▶ **Given instruction**: Would you copy only the lines below, beginning with the one that contains "Output the text content of this document." and running through the last entry line?

----- The data

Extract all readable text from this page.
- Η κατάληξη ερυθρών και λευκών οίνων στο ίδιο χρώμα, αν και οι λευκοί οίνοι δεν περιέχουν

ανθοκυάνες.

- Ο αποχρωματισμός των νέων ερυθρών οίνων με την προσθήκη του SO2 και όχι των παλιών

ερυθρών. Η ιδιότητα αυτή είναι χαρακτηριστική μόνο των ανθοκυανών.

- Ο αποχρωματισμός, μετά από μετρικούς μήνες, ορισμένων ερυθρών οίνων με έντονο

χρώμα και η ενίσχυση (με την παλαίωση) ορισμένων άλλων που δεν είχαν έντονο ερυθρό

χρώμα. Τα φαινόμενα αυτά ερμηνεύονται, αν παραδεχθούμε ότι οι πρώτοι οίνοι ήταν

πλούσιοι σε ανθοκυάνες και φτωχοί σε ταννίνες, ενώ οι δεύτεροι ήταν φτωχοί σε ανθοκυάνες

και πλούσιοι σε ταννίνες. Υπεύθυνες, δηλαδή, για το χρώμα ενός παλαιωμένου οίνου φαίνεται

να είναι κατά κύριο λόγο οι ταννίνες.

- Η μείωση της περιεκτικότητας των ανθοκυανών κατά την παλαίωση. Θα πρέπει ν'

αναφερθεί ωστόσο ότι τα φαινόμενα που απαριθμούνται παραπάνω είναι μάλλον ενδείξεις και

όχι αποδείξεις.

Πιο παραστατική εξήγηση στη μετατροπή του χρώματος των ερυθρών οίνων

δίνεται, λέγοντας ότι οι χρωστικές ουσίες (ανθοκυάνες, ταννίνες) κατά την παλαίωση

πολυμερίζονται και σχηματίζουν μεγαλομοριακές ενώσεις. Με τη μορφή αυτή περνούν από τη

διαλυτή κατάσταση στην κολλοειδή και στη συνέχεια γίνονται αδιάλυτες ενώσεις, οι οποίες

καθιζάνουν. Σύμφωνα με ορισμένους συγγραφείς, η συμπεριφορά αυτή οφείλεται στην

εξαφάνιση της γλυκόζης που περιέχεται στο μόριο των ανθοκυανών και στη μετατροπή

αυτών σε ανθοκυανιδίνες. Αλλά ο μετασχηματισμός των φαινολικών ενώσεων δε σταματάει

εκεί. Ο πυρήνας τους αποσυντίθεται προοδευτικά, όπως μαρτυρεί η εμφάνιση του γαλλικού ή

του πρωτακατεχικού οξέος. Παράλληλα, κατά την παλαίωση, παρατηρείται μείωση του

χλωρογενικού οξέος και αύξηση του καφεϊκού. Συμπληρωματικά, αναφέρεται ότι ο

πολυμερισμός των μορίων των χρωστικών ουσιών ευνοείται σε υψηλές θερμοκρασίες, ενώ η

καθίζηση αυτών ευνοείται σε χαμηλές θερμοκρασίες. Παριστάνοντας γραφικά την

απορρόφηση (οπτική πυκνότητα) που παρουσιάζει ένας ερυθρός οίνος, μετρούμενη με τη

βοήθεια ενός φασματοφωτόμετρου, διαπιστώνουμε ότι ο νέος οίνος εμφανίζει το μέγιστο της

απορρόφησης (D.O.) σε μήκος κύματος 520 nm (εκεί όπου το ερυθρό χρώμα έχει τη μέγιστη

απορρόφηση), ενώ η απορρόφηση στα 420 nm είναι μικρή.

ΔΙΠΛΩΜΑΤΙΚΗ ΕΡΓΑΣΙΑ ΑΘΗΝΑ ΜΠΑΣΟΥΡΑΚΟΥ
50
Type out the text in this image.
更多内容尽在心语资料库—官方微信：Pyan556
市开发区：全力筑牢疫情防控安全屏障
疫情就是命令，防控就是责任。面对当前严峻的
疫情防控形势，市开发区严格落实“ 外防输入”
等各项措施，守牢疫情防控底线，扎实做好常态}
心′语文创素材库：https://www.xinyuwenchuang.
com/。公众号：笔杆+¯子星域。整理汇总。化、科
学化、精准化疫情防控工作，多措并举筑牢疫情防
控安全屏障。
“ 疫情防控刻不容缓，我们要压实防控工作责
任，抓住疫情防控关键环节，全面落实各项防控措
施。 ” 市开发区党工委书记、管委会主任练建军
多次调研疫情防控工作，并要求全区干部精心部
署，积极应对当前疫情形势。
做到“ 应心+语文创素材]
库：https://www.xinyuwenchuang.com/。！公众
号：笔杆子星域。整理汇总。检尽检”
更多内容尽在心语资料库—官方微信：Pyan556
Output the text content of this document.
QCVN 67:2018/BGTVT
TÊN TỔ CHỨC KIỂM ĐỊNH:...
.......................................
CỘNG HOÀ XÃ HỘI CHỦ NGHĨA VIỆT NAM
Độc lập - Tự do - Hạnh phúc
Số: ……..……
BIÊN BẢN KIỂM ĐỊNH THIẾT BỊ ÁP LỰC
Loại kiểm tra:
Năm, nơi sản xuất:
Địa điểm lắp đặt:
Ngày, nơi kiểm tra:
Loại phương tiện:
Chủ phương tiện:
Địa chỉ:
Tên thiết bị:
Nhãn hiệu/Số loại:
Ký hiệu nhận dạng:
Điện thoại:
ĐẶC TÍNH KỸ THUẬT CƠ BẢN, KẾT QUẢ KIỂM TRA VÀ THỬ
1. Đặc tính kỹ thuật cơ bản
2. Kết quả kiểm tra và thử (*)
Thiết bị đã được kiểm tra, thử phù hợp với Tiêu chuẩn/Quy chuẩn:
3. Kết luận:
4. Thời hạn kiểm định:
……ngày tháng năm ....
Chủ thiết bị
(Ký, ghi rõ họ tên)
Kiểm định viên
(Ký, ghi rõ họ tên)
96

----------

▶ **Answer in full**:
Output the text content of this document.
QCVN 67:2018/BGTVT
TÊN TỔ CHỨC KIỂM ĐỊNH:...
.......................................
CỘNG HOÀ XÃ HỘI CHỦ NGHĨA VIỆT NAM
Độc lập - Tự do - Hạnh phúc
Số: ……..……
BIÊN BẢN KIỂM ĐỊNH THIẾT BỊ ÁP LỰC
Loại kiểm tra:
Năm, nơi sản xuất:
Địa điểm lắp đặt:
Ngày, nơi kiểm tra:
Loại phương tiện:
Chủ phương tiện:
Địa chỉ:
Tên thiết bị:
Nhãn hiệu/Số loại:
Ký hiệu nhận dạng:
Điện thoại:
ĐẶC TÍNH KỸ THUẬT CƠ BẢN, KẾT QUẢ KIỂM TRA VÀ THỬ
1. Đặc tính kỹ thuật cơ bản
2. Kết quả kiểm tra và thử (*)
Thiết bị đã được kiểm tra, thử phù hợp với Tiêu chuẩn/Quy chuẩn:
3. Kết luận:
4. Thời hạn kiểm định:
……ngày tháng năm ....
Chủ thiết bị
(Ký, ghi rõ họ tên)
Kiểm định viên
(Ký, ghi rõ họ tên)
96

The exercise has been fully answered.